Saved data entries
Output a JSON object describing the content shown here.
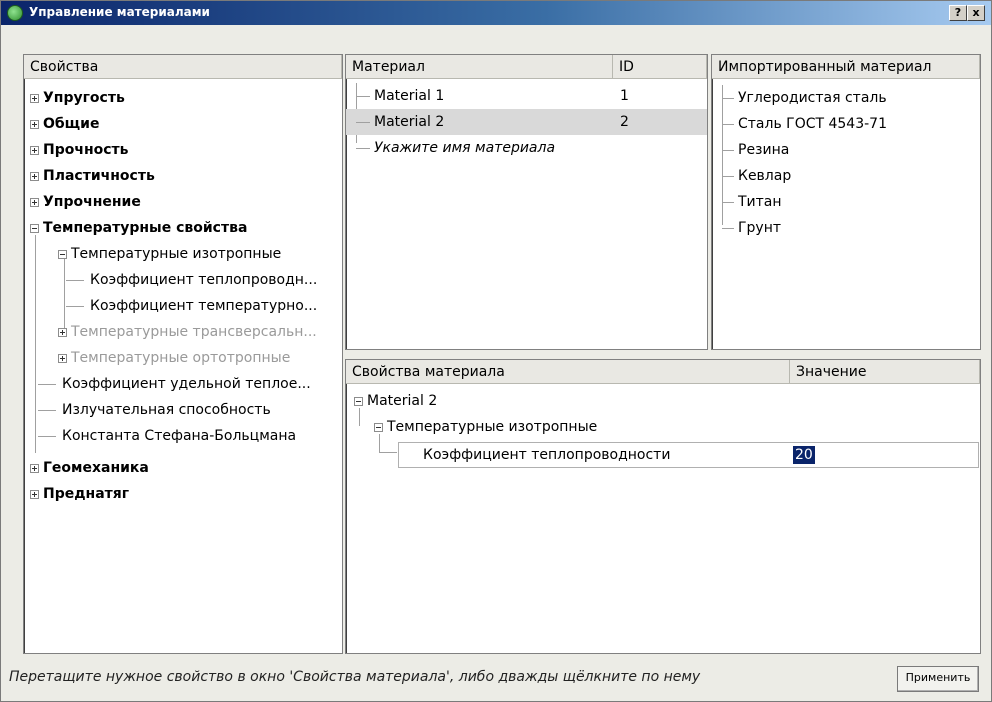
{
  "window": {
    "title": "Управление материалами",
    "help_label": "?",
    "close_label": "x"
  },
  "properties": {
    "header": "Свойства",
    "items": [
      "Упругость",
      "Общие",
      "Прочность",
      "Пластичность",
      "Упрочнение",
      "Температурные свойства",
      "Температурные изотропные",
      "Коэффициент теплопроводн...",
      "Коэффициент температурно...",
      "Температурные трансверсальн...",
      "Температурные ортотропные",
      "Коэффициент удельной теплое...",
      "Излучательная способность",
      "Константа Стефана-Больцмана",
      "Геомеханика",
      "Преднатяг"
    ]
  },
  "materials": {
    "header_name": "Материал",
    "header_id": "ID",
    "rows": [
      {
        "name": "Material 1",
        "id": "1"
      },
      {
        "name": "Material 2",
        "id": "2"
      }
    ],
    "placeholder": "Укажите имя материала"
  },
  "imported": {
    "header": "Импортированный материал",
    "items": [
      "Углеродистая сталь",
      "Сталь ГОСТ 4543-71",
      "Резина",
      "Кевлар",
      "Титан",
      "Грунт"
    ]
  },
  "material_props": {
    "header_name": "Свойства материала",
    "header_value": "Значение",
    "root": "Material 2",
    "group": "Температурные изотропные",
    "property": "Коэффициент теплопроводности",
    "value": "20"
  },
  "status": {
    "hint": "Перетащите нужное свойство в окно 'Свойства материала', либо дважды щёлкните по нему",
    "apply_label": "Применить"
  },
  "colors": {
    "title_bar": "#0a246a",
    "selection": "#d9d9d9",
    "value_highlight": "#0a246a"
  }
}
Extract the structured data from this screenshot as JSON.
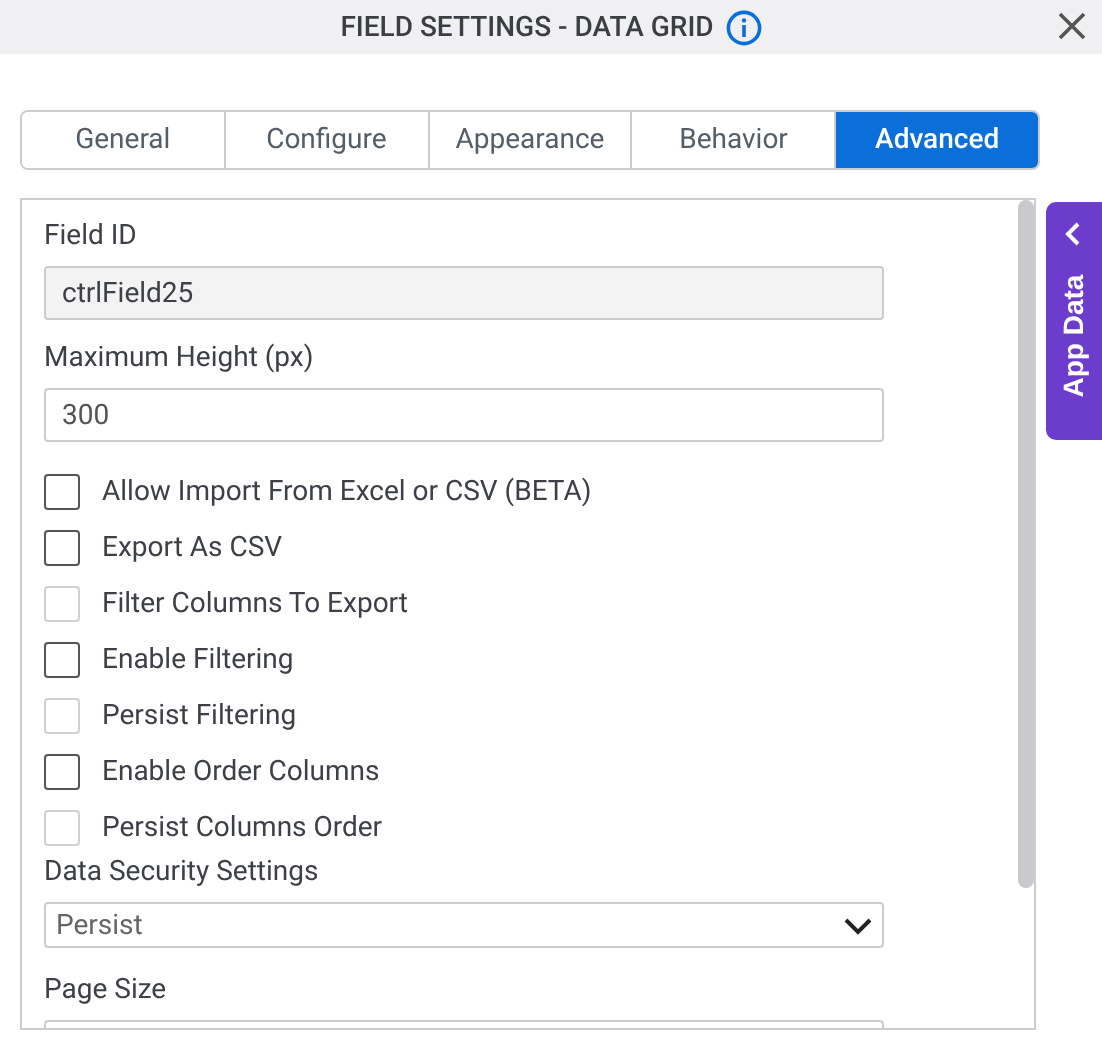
{
  "window": {
    "title": "FIELD SETTINGS - DATA GRID"
  },
  "tabs": [
    {
      "label": "General",
      "selected": false
    },
    {
      "label": "Configure",
      "selected": false
    },
    {
      "label": "Appearance",
      "selected": false
    },
    {
      "label": "Behavior",
      "selected": false
    },
    {
      "label": "Advanced",
      "selected": true
    }
  ],
  "side_tab": {
    "label": "App Data"
  },
  "fields": [
    {
      "kind": "text",
      "label": "Field ID",
      "value": "ctrlField25",
      "disabled": true
    },
    {
      "kind": "text",
      "label": "Maximum Height (px)",
      "value": "300",
      "disabled": false
    },
    {
      "kind": "checkbox",
      "label": "Allow Import From Excel or CSV (BETA)",
      "checked": false,
      "disabled": false
    },
    {
      "kind": "checkbox",
      "label": "Export As CSV",
      "checked": false,
      "disabled": false
    },
    {
      "kind": "checkbox",
      "label": "Filter Columns To Export",
      "checked": false,
      "disabled": true
    },
    {
      "kind": "checkbox",
      "label": "Enable Filtering",
      "checked": false,
      "disabled": false
    },
    {
      "kind": "checkbox",
      "label": "Persist Filtering",
      "checked": false,
      "disabled": true
    },
    {
      "kind": "checkbox",
      "label": "Enable Order Columns",
      "checked": false,
      "disabled": false
    },
    {
      "kind": "checkbox",
      "label": "Persist Columns Order",
      "checked": false,
      "disabled": true
    },
    {
      "kind": "select",
      "label": "Data Security Settings",
      "value": "Persist"
    },
    {
      "kind": "text",
      "label": "Page Size",
      "disabled": false
    }
  ]
}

* [Required task]: Reproduce the material word for word, minus the images.

* [Output of the exercise]:
Output a JSON object describing the content shown here.
{
  "window": {
    "title": "Управление материалами",
    "help_label": "?",
    "close_label": "x"
  },
  "properties": {
    "header": "Свойства",
    "items": [
      "Упругость",
      "Общие",
      "Прочность",
      "Пластичность",
      "Упрочнение",
      "Температурные свойства",
      "Температурные изотропные",
      "Коэффициент теплопроводн...",
      "Коэффициент температурно...",
      "Температурные трансверсальн...",
      "Температурные ортотропные",
      "Коэффициент удельной теплое...",
      "Излучательная способность",
      "Константа Стефана-Больцмана",
      "Геомеханика",
      "Преднатяг"
    ]
  },
  "materials": {
    "header_name": "Материал",
    "header_id": "ID",
    "rows": [
      {
        "name": "Material 1",
        "id": "1"
      },
      {
        "name": "Material 2",
        "id": "2"
      }
    ],
    "placeholder": "Укажите имя материала"
  },
  "imported": {
    "header": "Импортированный материал",
    "items": [
      "Углеродистая сталь",
      "Сталь ГОСТ 4543-71",
      "Резина",
      "Кевлар",
      "Титан",
      "Грунт"
    ]
  },
  "material_props": {
    "header_name": "Свойства материала",
    "header_value": "Значение",
    "root": "Material 2",
    "group": "Температурные изотропные",
    "property": "Коэффициент теплопроводности",
    "value": "20"
  },
  "status": {
    "hint": "Перетащите нужное свойство в окно 'Свойства материала', либо дважды щёлкните по нему",
    "apply_label": "Применить"
  },
  "colors": {
    "title_bar": "#0a246a",
    "selection": "#d9d9d9",
    "value_highlight": "#0a246a"
  }
}
Extract the structured data from this screenshot as JSON.
{
  "window": {
    "title": "FIELD SETTINGS - DATA GRID"
  },
  "tabs": [
    {
      "label": "General",
      "selected": false
    },
    {
      "label": "Configure",
      "selected": false
    },
    {
      "label": "Appearance",
      "selected": false
    },
    {
      "label": "Behavior",
      "selected": false
    },
    {
      "label": "Advanced",
      "selected": true
    }
  ],
  "side_tab": {
    "label": "App Data"
  },
  "fields": [
    {
      "kind": "text",
      "label": "Field ID",
      "value": "ctrlField25",
      "disabled": true
    },
    {
      "kind": "text",
      "label": "Maximum Height (px)",
      "value": "300",
      "disabled": false
    },
    {
      "kind": "checkbox",
      "label": "Allow Import From Excel or CSV (BETA)",
      "checked": false,
      "disabled": false
    },
    {
      "kind": "checkbox",
      "label": "Export As CSV",
      "checked": false,
      "disabled": false
    },
    {
      "kind": "checkbox",
      "label": "Filter Columns To Export",
      "checked": false,
      "disabled": true
    },
    {
      "kind": "checkbox",
      "label": "Enable Filtering",
      "checked": false,
      "disabled": false
    },
    {
      "kind": "checkbox",
      "label": "Persist Filtering",
      "checked": false,
      "disabled": true
    },
    {
      "kind": "checkbox",
      "label": "Enable Order Columns",
      "checked": false,
      "disabled": false
    },
    {
      "kind": "checkbox",
      "label": "Persist Columns Order",
      "checked": false,
      "disabled": true
    },
    {
      "kind": "select",
      "label": "Data Security Settings",
      "value": "Persist"
    },
    {
      "kind": "text",
      "label": "Page Size",
      "disabled": false
    }
  ]
}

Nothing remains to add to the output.